== ENTRIES SHOWN ==

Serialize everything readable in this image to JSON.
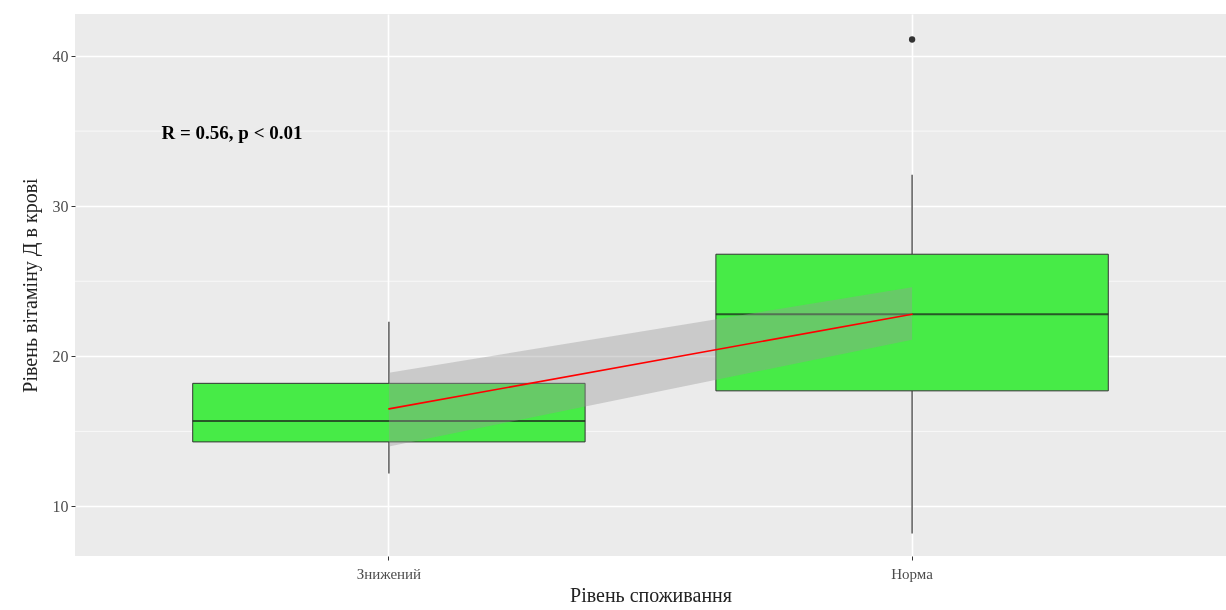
{
  "chart_data": {
    "type": "box",
    "categories": [
      "Знижений",
      "Норма"
    ],
    "series": [
      {
        "type": "box",
        "color": "#47eb47",
        "boxes": [
          {
            "low": 12.2,
            "q1": 14.3,
            "median": 15.7,
            "q3": 18.2,
            "high": 22.3
          },
          {
            "low": 8.2,
            "q1": 17.7,
            "median": 22.8,
            "q3": 26.8,
            "high": 32.1,
            "outliers": [
              41.1
            ]
          }
        ]
      },
      {
        "type": "line",
        "color": "#ff0000",
        "x": [
          "Знижений",
          "Норма"
        ],
        "values": [
          16.5,
          22.8
        ],
        "lower": [
          14.0,
          21.1
        ],
        "upper": [
          18.9,
          24.6
        ]
      }
    ],
    "xlabel": "Рівень споживання",
    "ylabel": "Рівень вітаміну Д в крові",
    "ylim": [
      6.7,
      42.8
    ],
    "yticks": [
      10,
      20,
      30,
      40
    ],
    "annotations": [
      "R = 0.56, p < 0.01"
    ],
    "grid": true
  }
}
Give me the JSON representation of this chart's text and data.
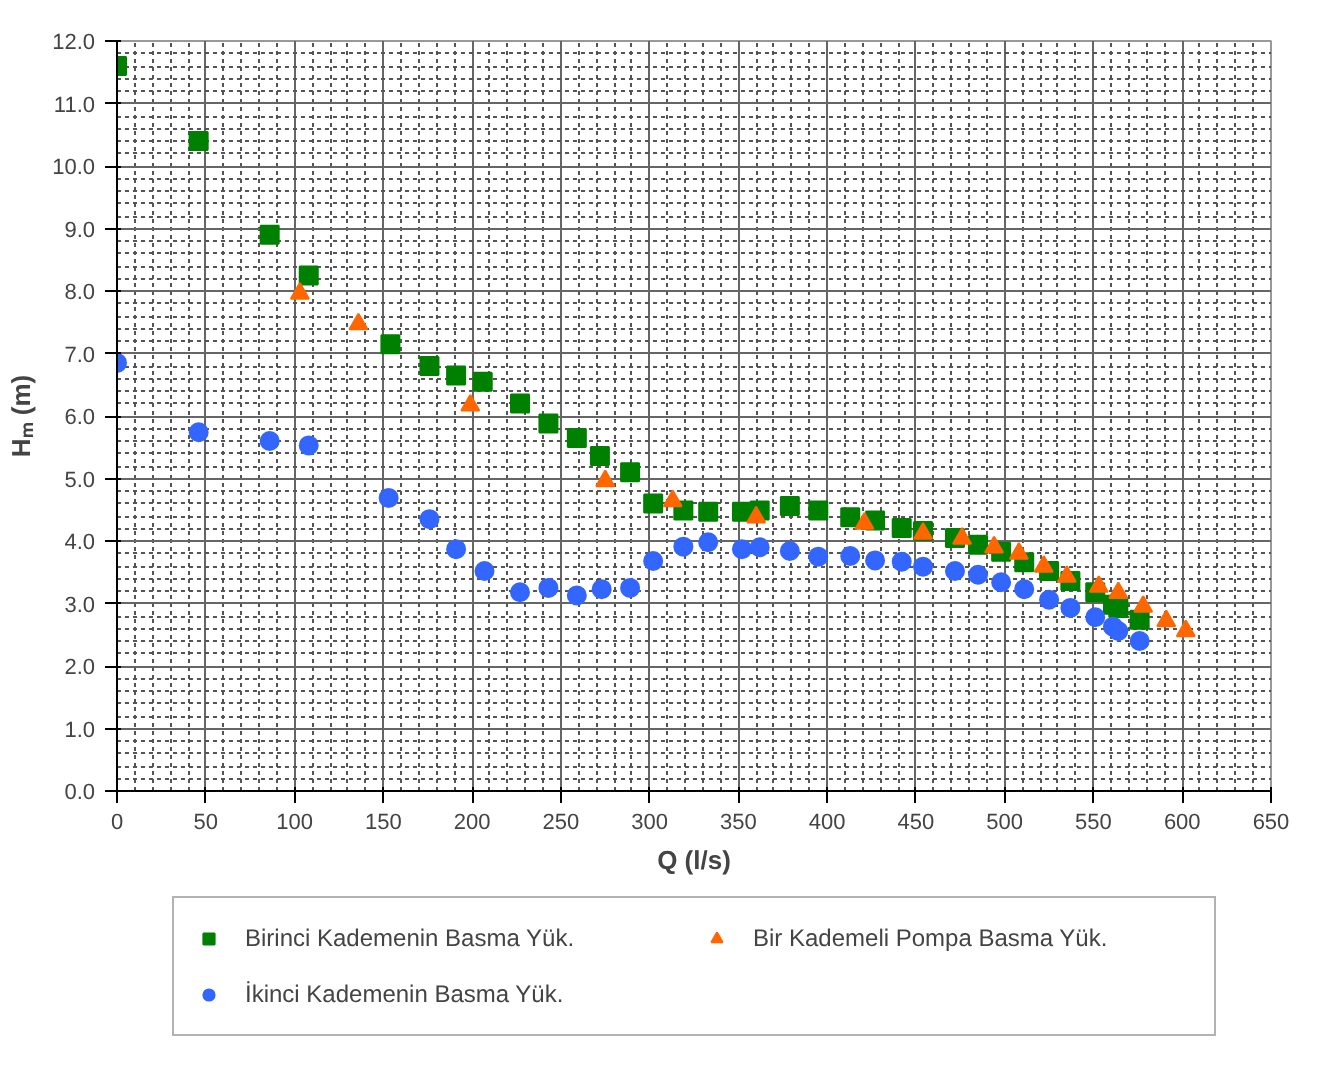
{
  "chart_data": {
    "type": "scatter",
    "xlabel": "Q (l/s)",
    "ylabel": "Hₘ (m)",
    "xlim": [
      0,
      650
    ],
    "xticks": [
      0,
      50,
      100,
      150,
      200,
      250,
      300,
      350,
      400,
      450,
      500,
      550,
      600,
      650
    ],
    "ylim": [
      0,
      12
    ],
    "yticks": [
      {
        "value": 0,
        "label": "0.0"
      },
      {
        "value": 1,
        "label": "1.0"
      },
      {
        "value": 2,
        "label": "2.0"
      },
      {
        "value": 3,
        "label": "3.0"
      },
      {
        "value": 4,
        "label": "4.0"
      },
      {
        "value": 5,
        "label": "5.0"
      },
      {
        "value": 6,
        "label": "6.0"
      },
      {
        "value": 7,
        "label": "7.0"
      },
      {
        "value": 8,
        "label": "8.0"
      },
      {
        "value": 9,
        "label": "9.0"
      },
      {
        "value": 10,
        "label": "10.0"
      },
      {
        "value": 11,
        "label": "11.0"
      },
      {
        "value": 12,
        "label": "12.0"
      }
    ],
    "grid": true,
    "legend": "bottom",
    "series": [
      {
        "name": "Birinci Kademenin Basma Yük.",
        "color": "#008000",
        "marker": "square",
        "x": [
          0,
          46,
          86,
          108,
          154,
          176,
          191,
          206,
          227,
          243,
          259,
          272,
          289,
          302,
          319,
          333,
          352,
          362,
          379,
          395,
          413,
          427,
          442,
          454,
          472,
          485,
          498,
          511,
          525,
          537,
          551,
          561,
          564,
          576
        ],
        "values": [
          11.6,
          10.4,
          8.9,
          8.25,
          7.15,
          6.8,
          6.65,
          6.55,
          6.2,
          5.88,
          5.65,
          5.36,
          5.1,
          4.6,
          4.49,
          4.47,
          4.47,
          4.49,
          4.56,
          4.49,
          4.38,
          4.33,
          4.21,
          4.16,
          4.05,
          3.94,
          3.83,
          3.66,
          3.52,
          3.36,
          3.18,
          2.98,
          2.93,
          2.74
        ]
      },
      {
        "name": "İkinci Kademenin Basma Yük.",
        "color": "#3366ff",
        "marker": "circle",
        "x": [
          0,
          46,
          86,
          108,
          153,
          176,
          191,
          207,
          227,
          243,
          259,
          273,
          289,
          302,
          319,
          333,
          352,
          362,
          379,
          395,
          413,
          427,
          442,
          454,
          472,
          485,
          498,
          511,
          525,
          537,
          551,
          561,
          564,
          576
        ],
        "values": [
          6.85,
          5.74,
          5.6,
          5.53,
          4.69,
          4.35,
          3.87,
          3.52,
          3.18,
          3.25,
          3.13,
          3.23,
          3.25,
          3.68,
          3.91,
          3.98,
          3.87,
          3.9,
          3.84,
          3.75,
          3.76,
          3.69,
          3.67,
          3.59,
          3.52,
          3.46,
          3.34,
          3.23,
          3.06,
          2.93,
          2.78,
          2.63,
          2.56,
          2.4
        ]
      },
      {
        "name": "Bir Kademeli Pompa Basma Yük.",
        "color": "#ff6600",
        "marker": "triangle",
        "x": [
          103,
          136,
          199,
          275,
          313,
          360,
          421,
          454,
          476,
          494,
          508,
          522,
          535,
          553,
          564,
          578,
          591,
          602
        ],
        "values": [
          7.96,
          7.47,
          6.17,
          4.96,
          4.64,
          4.38,
          4.28,
          4.12,
          4.04,
          3.9,
          3.8,
          3.59,
          3.43,
          3.27,
          3.17,
          2.95,
          2.72,
          2.56
        ]
      }
    ]
  }
}
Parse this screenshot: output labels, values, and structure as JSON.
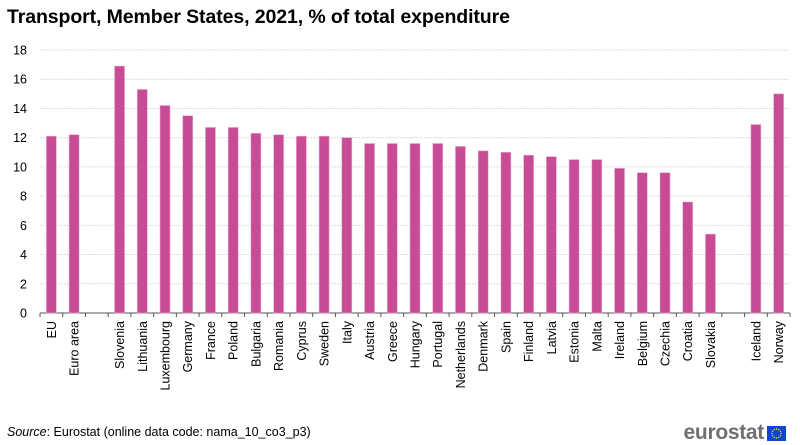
{
  "chart_data": {
    "type": "bar",
    "title": "Transport, Member States, 2021, % of total expenditure",
    "xlabel": "",
    "ylabel": "",
    "ylim": [
      0,
      18
    ],
    "yticks": [
      0,
      2,
      4,
      6,
      8,
      10,
      12,
      14,
      16,
      18
    ],
    "grid": true,
    "legend": "none",
    "bar_color": "#c84b96",
    "categories": [
      "EU",
      "Euro area",
      "",
      "Slovenia",
      "Lithuania",
      "Luxembourg",
      "Germany",
      "France",
      "Poland",
      "Bulgaria",
      "Romania",
      "Cyprus",
      "Sweden",
      "Italy",
      "Austria",
      "Greece",
      "Hungary",
      "Portugal",
      "Netherlands",
      "Denmark",
      "Spain",
      "Finland",
      "Latvia",
      "Estonia",
      "Malta",
      "Ireland",
      "Belgium",
      "Czechia",
      "Croatia",
      "Slovakia",
      "",
      "Iceland",
      "Norway"
    ],
    "values": [
      12.1,
      12.2,
      null,
      16.9,
      15.3,
      14.2,
      13.5,
      12.7,
      12.7,
      12.3,
      12.2,
      12.1,
      12.1,
      12.0,
      11.6,
      11.6,
      11.6,
      11.6,
      11.4,
      11.1,
      11.0,
      10.8,
      10.7,
      10.5,
      10.5,
      9.9,
      9.6,
      9.6,
      7.6,
      5.4,
      null,
      12.9,
      15.0
    ]
  },
  "footer": {
    "source_label": "Source",
    "source_text": ": Eurostat (online data code: nama_10_co3_p3)",
    "logo_text": "eurostat",
    "logo_icon": "eu-flag-icon"
  }
}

===

DIRECTION:
Ignore the images and quote every line of the listing exactly.

TASK SOLUTION:
Serialize everything readable in this image to JSON.
{
  "chart_data": {
    "type": "box",
    "categories": [
      "Знижений",
      "Норма"
    ],
    "series": [
      {
        "type": "box",
        "color": "#47eb47",
        "boxes": [
          {
            "low": 12.2,
            "q1": 14.3,
            "median": 15.7,
            "q3": 18.2,
            "high": 22.3
          },
          {
            "low": 8.2,
            "q1": 17.7,
            "median": 22.8,
            "q3": 26.8,
            "high": 32.1,
            "outliers": [
              41.1
            ]
          }
        ]
      },
      {
        "type": "line",
        "color": "#ff0000",
        "x": [
          "Знижений",
          "Норма"
        ],
        "values": [
          16.5,
          22.8
        ],
        "lower": [
          14.0,
          21.1
        ],
        "upper": [
          18.9,
          24.6
        ]
      }
    ],
    "xlabel": "Рівень споживання",
    "ylabel": "Рівень вітаміну Д в крові",
    "ylim": [
      6.7,
      42.8
    ],
    "yticks": [
      10,
      20,
      30,
      40
    ],
    "annotations": [
      "R = 0.56, p < 0.01"
    ],
    "grid": true
  }
}
Give me the JSON representation of this chart's text and data.
{
  "chart_data": {
    "type": "scatter",
    "xlabel": "Q (l/s)",
    "ylabel": "Hₘ (m)",
    "xlim": [
      0,
      650
    ],
    "xticks": [
      0,
      50,
      100,
      150,
      200,
      250,
      300,
      350,
      400,
      450,
      500,
      550,
      600,
      650
    ],
    "ylim": [
      0,
      12
    ],
    "yticks": [
      {
        "value": 0,
        "label": "0.0"
      },
      {
        "value": 1,
        "label": "1.0"
      },
      {
        "value": 2,
        "label": "2.0"
      },
      {
        "value": 3,
        "label": "3.0"
      },
      {
        "value": 4,
        "label": "4.0"
      },
      {
        "value": 5,
        "label": "5.0"
      },
      {
        "value": 6,
        "label": "6.0"
      },
      {
        "value": 7,
        "label": "7.0"
      },
      {
        "value": 8,
        "label": "8.0"
      },
      {
        "value": 9,
        "label": "9.0"
      },
      {
        "value": 10,
        "label": "10.0"
      },
      {
        "value": 11,
        "label": "11.0"
      },
      {
        "value": 12,
        "label": "12.0"
      }
    ],
    "grid": true,
    "legend": "bottom",
    "series": [
      {
        "name": "Birinci Kademenin Basma Yük.",
        "color": "#008000",
        "marker": "square",
        "x": [
          0,
          46,
          86,
          108,
          154,
          176,
          191,
          206,
          227,
          243,
          259,
          272,
          289,
          302,
          319,
          333,
          352,
          362,
          379,
          395,
          413,
          427,
          442,
          454,
          472,
          485,
          498,
          511,
          525,
          537,
          551,
          561,
          564,
          576
        ],
        "values": [
          11.6,
          10.4,
          8.9,
          8.25,
          7.15,
          6.8,
          6.65,
          6.55,
          6.2,
          5.88,
          5.65,
          5.36,
          5.1,
          4.6,
          4.49,
          4.47,
          4.47,
          4.49,
          4.56,
          4.49,
          4.38,
          4.33,
          4.21,
          4.16,
          4.05,
          3.94,
          3.83,
          3.66,
          3.52,
          3.36,
          3.18,
          2.98,
          2.93,
          2.74
        ]
      },
      {
        "name": "İkinci Kademenin Basma Yük.",
        "color": "#3366ff",
        "marker": "circle",
        "x": [
          0,
          46,
          86,
          108,
          153,
          176,
          191,
          207,
          227,
          243,
          259,
          273,
          289,
          302,
          319,
          333,
          352,
          362,
          379,
          395,
          413,
          427,
          442,
          454,
          472,
          485,
          498,
          511,
          525,
          537,
          551,
          561,
          564,
          576
        ],
        "values": [
          6.85,
          5.74,
          5.6,
          5.53,
          4.69,
          4.35,
          3.87,
          3.52,
          3.18,
          3.25,
          3.13,
          3.23,
          3.25,
          3.68,
          3.91,
          3.98,
          3.87,
          3.9,
          3.84,
          3.75,
          3.76,
          3.69,
          3.67,
          3.59,
          3.52,
          3.46,
          3.34,
          3.23,
          3.06,
          2.93,
          2.78,
          2.63,
          2.56,
          2.4
        ]
      },
      {
        "name": "Bir Kademeli Pompa Basma Yük.",
        "color": "#ff6600",
        "marker": "triangle",
        "x": [
          103,
          136,
          199,
          275,
          313,
          360,
          421,
          454,
          476,
          494,
          508,
          522,
          535,
          553,
          564,
          578,
          591,
          602
        ],
        "values": [
          7.96,
          7.47,
          6.17,
          4.96,
          4.64,
          4.38,
          4.28,
          4.12,
          4.04,
          3.9,
          3.8,
          3.59,
          3.43,
          3.27,
          3.17,
          2.95,
          2.72,
          2.56
        ]
      }
    ]
  }
}
Parse this screenshot: output labels, values, and structure as JSON.
{
  "chart_data": {
    "type": "bar",
    "title": "Transport, Member States, 2021, % of total expenditure",
    "xlabel": "",
    "ylabel": "",
    "ylim": [
      0,
      18
    ],
    "yticks": [
      0,
      2,
      4,
      6,
      8,
      10,
      12,
      14,
      16,
      18
    ],
    "grid": true,
    "legend": "none",
    "bar_color": "#c84b96",
    "categories": [
      "EU",
      "Euro area",
      "",
      "Slovenia",
      "Lithuania",
      "Luxembourg",
      "Germany",
      "France",
      "Poland",
      "Bulgaria",
      "Romania",
      "Cyprus",
      "Sweden",
      "Italy",
      "Austria",
      "Greece",
      "Hungary",
      "Portugal",
      "Netherlands",
      "Denmark",
      "Spain",
      "Finland",
      "Latvia",
      "Estonia",
      "Malta",
      "Ireland",
      "Belgium",
      "Czechia",
      "Croatia",
      "Slovakia",
      "",
      "Iceland",
      "Norway"
    ],
    "values": [
      12.1,
      12.2,
      null,
      16.9,
      15.3,
      14.2,
      13.5,
      12.7,
      12.7,
      12.3,
      12.2,
      12.1,
      12.1,
      12.0,
      11.6,
      11.6,
      11.6,
      11.6,
      11.4,
      11.1,
      11.0,
      10.8,
      10.7,
      10.5,
      10.5,
      9.9,
      9.6,
      9.6,
      7.6,
      5.4,
      null,
      12.9,
      15.0
    ]
  },
  "footer": {
    "source_label": "Source",
    "source_text": ": Eurostat (online data code: nama_10_co3_p3)",
    "logo_text": "eurostat",
    "logo_icon": "eu-flag-icon"
  }
}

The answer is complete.